• **Short exercise**: Locate all lines with the word "JSON". Copy them.

• **Given information**:

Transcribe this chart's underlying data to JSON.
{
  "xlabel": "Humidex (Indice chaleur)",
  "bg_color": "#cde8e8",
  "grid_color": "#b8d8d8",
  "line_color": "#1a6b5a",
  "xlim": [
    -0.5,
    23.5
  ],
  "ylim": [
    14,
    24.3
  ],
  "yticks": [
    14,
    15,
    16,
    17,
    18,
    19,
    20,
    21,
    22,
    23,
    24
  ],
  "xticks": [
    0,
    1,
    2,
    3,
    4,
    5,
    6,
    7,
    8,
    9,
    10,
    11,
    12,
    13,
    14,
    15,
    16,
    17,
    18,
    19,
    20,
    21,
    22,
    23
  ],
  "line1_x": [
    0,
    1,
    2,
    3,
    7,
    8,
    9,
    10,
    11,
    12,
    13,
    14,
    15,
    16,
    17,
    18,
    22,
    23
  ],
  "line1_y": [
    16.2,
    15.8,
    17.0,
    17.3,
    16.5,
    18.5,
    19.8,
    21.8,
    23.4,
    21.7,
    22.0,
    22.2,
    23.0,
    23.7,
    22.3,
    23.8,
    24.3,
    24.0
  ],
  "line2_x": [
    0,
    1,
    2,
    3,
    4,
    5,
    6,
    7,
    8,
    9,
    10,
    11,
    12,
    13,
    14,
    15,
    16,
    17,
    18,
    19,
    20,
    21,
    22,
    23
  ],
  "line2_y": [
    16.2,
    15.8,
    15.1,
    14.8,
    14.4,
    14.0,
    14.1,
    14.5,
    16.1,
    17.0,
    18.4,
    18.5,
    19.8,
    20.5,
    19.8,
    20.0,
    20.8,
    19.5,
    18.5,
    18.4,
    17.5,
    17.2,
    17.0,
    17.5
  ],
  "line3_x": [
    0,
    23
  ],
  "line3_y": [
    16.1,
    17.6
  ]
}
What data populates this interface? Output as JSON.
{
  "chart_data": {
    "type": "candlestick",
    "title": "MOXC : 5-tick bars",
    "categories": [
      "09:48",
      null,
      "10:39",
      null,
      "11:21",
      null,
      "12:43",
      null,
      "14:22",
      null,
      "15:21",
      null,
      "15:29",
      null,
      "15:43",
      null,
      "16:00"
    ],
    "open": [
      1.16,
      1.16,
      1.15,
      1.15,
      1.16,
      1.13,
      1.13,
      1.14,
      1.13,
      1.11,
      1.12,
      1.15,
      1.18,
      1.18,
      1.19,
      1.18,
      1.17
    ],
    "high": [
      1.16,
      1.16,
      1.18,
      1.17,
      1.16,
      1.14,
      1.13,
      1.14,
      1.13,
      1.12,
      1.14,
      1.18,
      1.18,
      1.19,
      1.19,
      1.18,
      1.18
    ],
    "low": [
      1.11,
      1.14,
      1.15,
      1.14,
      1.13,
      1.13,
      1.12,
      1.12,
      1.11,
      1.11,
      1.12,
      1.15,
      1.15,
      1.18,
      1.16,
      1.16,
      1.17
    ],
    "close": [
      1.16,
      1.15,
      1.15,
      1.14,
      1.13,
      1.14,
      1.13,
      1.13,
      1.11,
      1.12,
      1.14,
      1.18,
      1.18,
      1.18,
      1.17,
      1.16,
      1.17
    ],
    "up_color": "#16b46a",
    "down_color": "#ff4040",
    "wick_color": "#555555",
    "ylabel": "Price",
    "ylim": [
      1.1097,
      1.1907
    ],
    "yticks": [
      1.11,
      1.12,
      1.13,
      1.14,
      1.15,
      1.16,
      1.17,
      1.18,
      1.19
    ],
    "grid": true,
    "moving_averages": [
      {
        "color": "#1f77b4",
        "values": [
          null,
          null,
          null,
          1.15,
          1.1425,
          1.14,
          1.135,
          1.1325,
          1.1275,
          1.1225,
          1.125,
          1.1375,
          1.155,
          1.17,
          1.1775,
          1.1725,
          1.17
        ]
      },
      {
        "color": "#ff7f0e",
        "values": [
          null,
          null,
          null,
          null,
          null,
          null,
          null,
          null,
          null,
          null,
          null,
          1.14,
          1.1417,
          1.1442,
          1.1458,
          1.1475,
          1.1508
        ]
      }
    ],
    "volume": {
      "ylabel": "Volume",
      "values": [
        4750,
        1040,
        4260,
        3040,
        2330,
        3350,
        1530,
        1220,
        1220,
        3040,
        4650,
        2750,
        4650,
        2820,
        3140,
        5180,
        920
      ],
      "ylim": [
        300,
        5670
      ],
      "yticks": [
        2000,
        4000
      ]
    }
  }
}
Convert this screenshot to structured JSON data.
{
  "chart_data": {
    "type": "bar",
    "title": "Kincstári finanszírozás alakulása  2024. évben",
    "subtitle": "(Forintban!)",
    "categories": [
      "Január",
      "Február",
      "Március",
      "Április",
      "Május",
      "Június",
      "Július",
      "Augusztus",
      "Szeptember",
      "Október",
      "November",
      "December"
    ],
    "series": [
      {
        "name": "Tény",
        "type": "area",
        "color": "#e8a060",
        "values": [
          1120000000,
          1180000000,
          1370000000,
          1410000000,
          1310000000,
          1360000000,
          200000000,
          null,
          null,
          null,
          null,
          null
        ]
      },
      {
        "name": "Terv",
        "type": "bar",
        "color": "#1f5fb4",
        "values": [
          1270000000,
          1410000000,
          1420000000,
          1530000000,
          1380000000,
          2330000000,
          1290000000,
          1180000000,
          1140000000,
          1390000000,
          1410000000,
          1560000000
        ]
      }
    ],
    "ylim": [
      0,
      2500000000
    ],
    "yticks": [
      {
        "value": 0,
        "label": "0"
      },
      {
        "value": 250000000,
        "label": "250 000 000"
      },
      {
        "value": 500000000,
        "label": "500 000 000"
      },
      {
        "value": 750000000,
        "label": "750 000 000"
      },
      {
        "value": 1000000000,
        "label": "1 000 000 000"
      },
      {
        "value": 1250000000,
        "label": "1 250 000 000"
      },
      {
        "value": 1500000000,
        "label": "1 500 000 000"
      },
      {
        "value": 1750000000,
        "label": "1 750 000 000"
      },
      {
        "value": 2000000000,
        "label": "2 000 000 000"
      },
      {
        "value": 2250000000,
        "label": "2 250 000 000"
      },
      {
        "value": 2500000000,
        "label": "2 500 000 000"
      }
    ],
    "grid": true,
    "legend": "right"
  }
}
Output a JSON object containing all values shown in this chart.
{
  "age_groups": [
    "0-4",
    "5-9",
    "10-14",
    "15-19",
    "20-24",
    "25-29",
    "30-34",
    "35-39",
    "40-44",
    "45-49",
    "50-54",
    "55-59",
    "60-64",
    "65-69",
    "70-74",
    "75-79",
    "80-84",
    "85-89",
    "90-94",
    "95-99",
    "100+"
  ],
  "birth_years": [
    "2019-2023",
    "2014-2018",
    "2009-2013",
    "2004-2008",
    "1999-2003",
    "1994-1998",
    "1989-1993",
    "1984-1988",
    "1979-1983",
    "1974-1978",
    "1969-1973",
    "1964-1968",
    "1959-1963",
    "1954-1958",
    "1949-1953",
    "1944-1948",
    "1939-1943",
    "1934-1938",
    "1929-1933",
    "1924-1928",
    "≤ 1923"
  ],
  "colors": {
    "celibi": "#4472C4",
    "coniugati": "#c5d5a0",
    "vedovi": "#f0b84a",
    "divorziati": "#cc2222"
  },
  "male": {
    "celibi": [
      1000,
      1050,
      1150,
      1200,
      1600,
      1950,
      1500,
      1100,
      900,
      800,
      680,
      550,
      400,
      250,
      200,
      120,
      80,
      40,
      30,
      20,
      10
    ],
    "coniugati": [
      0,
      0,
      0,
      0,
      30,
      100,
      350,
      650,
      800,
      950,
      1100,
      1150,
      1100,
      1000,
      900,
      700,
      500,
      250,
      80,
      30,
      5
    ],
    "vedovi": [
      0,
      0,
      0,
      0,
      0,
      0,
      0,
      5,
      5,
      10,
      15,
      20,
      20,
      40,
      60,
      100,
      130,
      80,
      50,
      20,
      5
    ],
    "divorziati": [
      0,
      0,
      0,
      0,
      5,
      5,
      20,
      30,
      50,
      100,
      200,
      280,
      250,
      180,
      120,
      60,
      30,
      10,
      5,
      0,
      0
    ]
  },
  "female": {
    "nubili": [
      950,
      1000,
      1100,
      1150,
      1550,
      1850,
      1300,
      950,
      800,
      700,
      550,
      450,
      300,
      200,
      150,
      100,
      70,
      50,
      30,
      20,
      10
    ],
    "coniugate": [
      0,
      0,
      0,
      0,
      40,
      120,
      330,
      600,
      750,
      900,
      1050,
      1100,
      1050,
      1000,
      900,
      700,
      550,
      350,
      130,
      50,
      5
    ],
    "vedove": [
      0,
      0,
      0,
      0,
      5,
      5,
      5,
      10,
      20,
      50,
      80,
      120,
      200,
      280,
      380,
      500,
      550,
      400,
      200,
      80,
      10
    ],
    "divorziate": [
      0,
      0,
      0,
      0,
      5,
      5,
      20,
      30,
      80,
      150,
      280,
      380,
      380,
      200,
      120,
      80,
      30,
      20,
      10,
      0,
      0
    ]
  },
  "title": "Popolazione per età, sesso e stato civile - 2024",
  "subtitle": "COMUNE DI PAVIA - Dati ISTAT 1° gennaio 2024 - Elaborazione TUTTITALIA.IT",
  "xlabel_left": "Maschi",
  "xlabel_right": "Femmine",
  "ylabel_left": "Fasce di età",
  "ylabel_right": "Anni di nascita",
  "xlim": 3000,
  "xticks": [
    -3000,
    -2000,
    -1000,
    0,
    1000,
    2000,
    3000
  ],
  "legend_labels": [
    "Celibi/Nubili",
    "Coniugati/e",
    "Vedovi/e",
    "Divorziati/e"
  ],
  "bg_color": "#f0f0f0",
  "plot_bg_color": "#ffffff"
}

• **Solution for this exercise**:
Transcribe this chart's underlying data to JSON.
What data populates this interface? Output as JSON.
Convert this screenshot to structured JSON data.
Output a JSON object containing all values shown in this chart.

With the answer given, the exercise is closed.